- Objective
Extract each line of the data and write it out again exactly.

- Dataset records
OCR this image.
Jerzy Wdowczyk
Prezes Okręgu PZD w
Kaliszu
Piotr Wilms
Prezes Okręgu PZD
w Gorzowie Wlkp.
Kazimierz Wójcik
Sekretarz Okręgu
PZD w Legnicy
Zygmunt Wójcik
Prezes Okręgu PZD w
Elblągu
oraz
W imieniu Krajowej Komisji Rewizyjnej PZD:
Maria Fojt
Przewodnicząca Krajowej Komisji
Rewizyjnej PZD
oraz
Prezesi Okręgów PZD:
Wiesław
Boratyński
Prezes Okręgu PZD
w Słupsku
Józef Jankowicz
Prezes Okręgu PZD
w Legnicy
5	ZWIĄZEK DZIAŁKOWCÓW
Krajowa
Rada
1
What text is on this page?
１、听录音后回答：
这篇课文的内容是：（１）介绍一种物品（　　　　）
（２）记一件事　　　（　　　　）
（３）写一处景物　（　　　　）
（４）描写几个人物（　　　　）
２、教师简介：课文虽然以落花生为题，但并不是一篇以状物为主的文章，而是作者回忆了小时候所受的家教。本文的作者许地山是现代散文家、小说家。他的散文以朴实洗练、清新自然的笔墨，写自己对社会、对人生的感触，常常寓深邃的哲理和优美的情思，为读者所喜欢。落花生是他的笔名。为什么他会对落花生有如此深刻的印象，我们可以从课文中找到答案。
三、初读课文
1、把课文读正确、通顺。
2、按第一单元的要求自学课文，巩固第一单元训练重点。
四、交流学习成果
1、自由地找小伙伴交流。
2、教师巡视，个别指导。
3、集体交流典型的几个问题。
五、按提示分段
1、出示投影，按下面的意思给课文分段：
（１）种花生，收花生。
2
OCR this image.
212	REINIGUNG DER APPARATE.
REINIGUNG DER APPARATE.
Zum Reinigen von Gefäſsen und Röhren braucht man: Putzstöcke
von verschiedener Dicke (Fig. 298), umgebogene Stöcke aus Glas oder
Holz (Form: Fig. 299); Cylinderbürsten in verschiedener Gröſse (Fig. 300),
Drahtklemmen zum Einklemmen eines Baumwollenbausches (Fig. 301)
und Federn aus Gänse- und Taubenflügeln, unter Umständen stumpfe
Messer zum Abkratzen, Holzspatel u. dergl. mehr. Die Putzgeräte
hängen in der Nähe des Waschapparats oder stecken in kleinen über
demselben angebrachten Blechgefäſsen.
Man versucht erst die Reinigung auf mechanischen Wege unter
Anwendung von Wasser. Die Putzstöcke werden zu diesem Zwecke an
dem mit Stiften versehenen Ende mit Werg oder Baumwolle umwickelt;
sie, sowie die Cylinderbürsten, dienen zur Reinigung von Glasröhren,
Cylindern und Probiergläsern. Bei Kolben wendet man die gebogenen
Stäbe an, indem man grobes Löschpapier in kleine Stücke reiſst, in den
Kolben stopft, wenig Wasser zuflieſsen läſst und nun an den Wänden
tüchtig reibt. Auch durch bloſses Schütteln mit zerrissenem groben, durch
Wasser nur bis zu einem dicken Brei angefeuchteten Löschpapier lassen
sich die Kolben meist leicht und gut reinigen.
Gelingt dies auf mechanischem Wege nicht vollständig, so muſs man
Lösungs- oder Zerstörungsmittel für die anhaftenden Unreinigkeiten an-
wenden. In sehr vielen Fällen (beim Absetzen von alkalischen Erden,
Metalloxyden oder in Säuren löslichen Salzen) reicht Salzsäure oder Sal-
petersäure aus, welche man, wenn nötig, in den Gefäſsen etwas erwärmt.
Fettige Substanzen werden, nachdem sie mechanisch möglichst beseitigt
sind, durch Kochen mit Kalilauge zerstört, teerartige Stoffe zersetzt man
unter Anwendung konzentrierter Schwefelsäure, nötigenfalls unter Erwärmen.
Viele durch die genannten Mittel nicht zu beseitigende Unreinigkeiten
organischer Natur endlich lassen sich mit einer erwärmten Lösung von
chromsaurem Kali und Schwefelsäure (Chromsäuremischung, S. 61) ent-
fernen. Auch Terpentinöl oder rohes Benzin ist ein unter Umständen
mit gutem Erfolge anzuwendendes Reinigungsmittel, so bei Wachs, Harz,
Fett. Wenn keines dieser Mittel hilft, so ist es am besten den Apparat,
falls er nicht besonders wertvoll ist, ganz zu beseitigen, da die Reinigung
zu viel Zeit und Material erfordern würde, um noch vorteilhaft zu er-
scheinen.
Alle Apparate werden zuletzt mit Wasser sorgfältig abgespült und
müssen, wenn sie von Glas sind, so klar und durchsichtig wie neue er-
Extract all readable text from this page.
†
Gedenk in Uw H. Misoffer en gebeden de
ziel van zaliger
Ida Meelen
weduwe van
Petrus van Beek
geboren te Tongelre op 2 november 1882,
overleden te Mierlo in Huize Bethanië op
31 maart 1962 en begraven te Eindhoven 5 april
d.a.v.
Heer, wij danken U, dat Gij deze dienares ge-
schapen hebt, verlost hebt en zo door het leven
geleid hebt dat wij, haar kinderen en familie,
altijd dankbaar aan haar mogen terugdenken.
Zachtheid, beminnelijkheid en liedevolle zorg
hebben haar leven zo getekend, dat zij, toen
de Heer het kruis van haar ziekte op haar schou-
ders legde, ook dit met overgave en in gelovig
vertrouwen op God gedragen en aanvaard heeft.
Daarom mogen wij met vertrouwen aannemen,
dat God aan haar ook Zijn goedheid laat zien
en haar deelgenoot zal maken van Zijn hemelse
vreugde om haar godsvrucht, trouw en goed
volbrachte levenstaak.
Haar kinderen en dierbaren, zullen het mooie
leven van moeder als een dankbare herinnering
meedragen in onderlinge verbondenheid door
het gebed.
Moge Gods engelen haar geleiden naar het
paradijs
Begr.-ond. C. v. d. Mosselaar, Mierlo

- Problem solution
OCR this image.
Jerzy Wdowczyk
Prezes Okręgu PZD w
Kaliszu
Piotr Wilms
Prezes Okręgu PZD
w Gorzowie Wlkp.
Kazimierz Wójcik
Sekretarz Okręgu
PZD w Legnicy
Zygmunt Wójcik
Prezes Okręgu PZD w
Elblągu
oraz
W imieniu Krajowej Komisji Rewizyjnej PZD:
Maria Fojt
Przewodnicząca Krajowej Komisji
Rewizyjnej PZD
oraz
Prezesi Okręgów PZD:
Wiesław
Boratyński
Prezes Okręgu PZD
w Słupsku
Józef Jankowicz
Prezes Okręgu PZD
w Legnicy
5	ZWIĄZEK DZIAŁKOWCÓW
Krajowa
Rada
1
What text is on this page?
１、听录音后回答：
这篇课文的内容是：（１）介绍一种物品（　　　　）
（２）记一件事　　　（　　　　）
（３）写一处景物　（　　　　）
（４）描写几个人物（　　　　）
２、教师简介：课文虽然以落花生为题，但并不是一篇以状物为主的文章，而是作者回忆了小时候所受的家教。本文的作者许地山是现代散文家、小说家。他的散文以朴实洗练、清新自然的笔墨，写自己对社会、对人生的感触，常常寓深邃的哲理和优美的情思，为读者所喜欢。落花生是他的笔名。为什么他会对落花生有如此深刻的印象，我们可以从课文中找到答案。
三、初读课文
1、把课文读正确、通顺。
2、按第一单元的要求自学课文，巩固第一单元训练重点。
四、交流学习成果
1、自由地找小伙伴交流。
2、教师巡视，个别指导。
3、集体交流典型的几个问题。
五、按提示分段
1、出示投影，按下面的意思给课文分段：
（１）种花生，收花生。
2
OCR this image.
212	REINIGUNG DER APPARATE.
REINIGUNG DER APPARATE.
Zum Reinigen von Gefäſsen und Röhren braucht man: Putzstöcke
von verschiedener Dicke (Fig. 298), umgebogene Stöcke aus Glas oder
Holz (Form: Fig. 299); Cylinderbürsten in verschiedener Gröſse (Fig. 300),
Drahtklemmen zum Einklemmen eines Baumwollenbausches (Fig. 301)
und Federn aus Gänse- und Taubenflügeln, unter Umständen stumpfe
Messer zum Abkratzen, Holzspatel u. dergl. mehr. Die Putzgeräte
hängen in der Nähe des Waschapparats oder stecken in kleinen über
demselben angebrachten Blechgefäſsen.
Man versucht erst die Reinigung auf mechanischen Wege unter
Anwendung von Wasser. Die Putzstöcke werden zu diesem Zwecke an
dem mit Stiften versehenen Ende mit Werg oder Baumwolle umwickelt;
sie, sowie die Cylinderbürsten, dienen zur Reinigung von Glasröhren,
Cylindern und Probiergläsern. Bei Kolben wendet man die gebogenen
Stäbe an, indem man grobes Löschpapier in kleine Stücke reiſst, in den
Kolben stopft, wenig Wasser zuflieſsen läſst und nun an den Wänden
tüchtig reibt. Auch durch bloſses Schütteln mit zerrissenem groben, durch
Wasser nur bis zu einem dicken Brei angefeuchteten Löschpapier lassen
sich die Kolben meist leicht und gut reinigen.
Gelingt dies auf mechanischem Wege nicht vollständig, so muſs man
Lösungs- oder Zerstörungsmittel für die anhaftenden Unreinigkeiten an-
wenden. In sehr vielen Fällen (beim Absetzen von alkalischen Erden,
Metalloxyden oder in Säuren löslichen Salzen) reicht Salzsäure oder Sal-
petersäure aus, welche man, wenn nötig, in den Gefäſsen etwas erwärmt.
Fettige Substanzen werden, nachdem sie mechanisch möglichst beseitigt
sind, durch Kochen mit Kalilauge zerstört, teerartige Stoffe zersetzt man
unter Anwendung konzentrierter Schwefelsäure, nötigenfalls unter Erwärmen.
Viele durch die genannten Mittel nicht zu beseitigende Unreinigkeiten
organischer Natur endlich lassen sich mit einer erwärmten Lösung von
chromsaurem Kali und Schwefelsäure (Chromsäuremischung, S. 61) ent-
fernen. Auch Terpentinöl oder rohes Benzin ist ein unter Umständen
mit gutem Erfolge anzuwendendes Reinigungsmittel, so bei Wachs, Harz,
Fett. Wenn keines dieser Mittel hilft, so ist es am besten den Apparat,
falls er nicht besonders wertvoll ist, ganz zu beseitigen, da die Reinigung
zu viel Zeit und Material erfordern würde, um noch vorteilhaft zu er-
scheinen.
Alle Apparate werden zuletzt mit Wasser sorgfältig abgespült und
müssen, wenn sie von Glas sind, so klar und durchsichtig wie neue er-
Extract all readable text from this page.
†
Gedenk in Uw H. Misoffer en gebeden de
ziel van zaliger
Ida Meelen
weduwe van
Petrus van Beek
geboren te Tongelre op 2 november 1882,
overleden te Mierlo in Huize Bethanië op
31 maart 1962 en begraven te Eindhoven 5 april
d.a.v.
Heer, wij danken U, dat Gij deze dienares ge-
schapen hebt, verlost hebt en zo door het leven
geleid hebt dat wij, haar kinderen en familie,
altijd dankbaar aan haar mogen terugdenken.
Zachtheid, beminnelijkheid en liedevolle zorg
hebben haar leven zo getekend, dat zij, toen
de Heer het kruis van haar ziekte op haar schou-
ders legde, ook dit met overgave en in gelovig
vertrouwen op God gedragen en aanvaard heeft.
Daarom mogen wij met vertrouwen aannemen,
dat God aan haar ook Zijn goedheid laat zien
en haar deelgenoot zal maken van Zijn hemelse
vreugde om haar godsvrucht, trouw en goed
volbrachte levenstaak.
Haar kinderen en dierbaren, zullen het mooie
leven van moeder als een dankbare herinnering
meedragen in onderlinge verbondenheid door
het gebed.
Moge Gods engelen haar geleiden naar het
paradijs
Begr.-ond. C. v. d. Mosselaar, Mierlo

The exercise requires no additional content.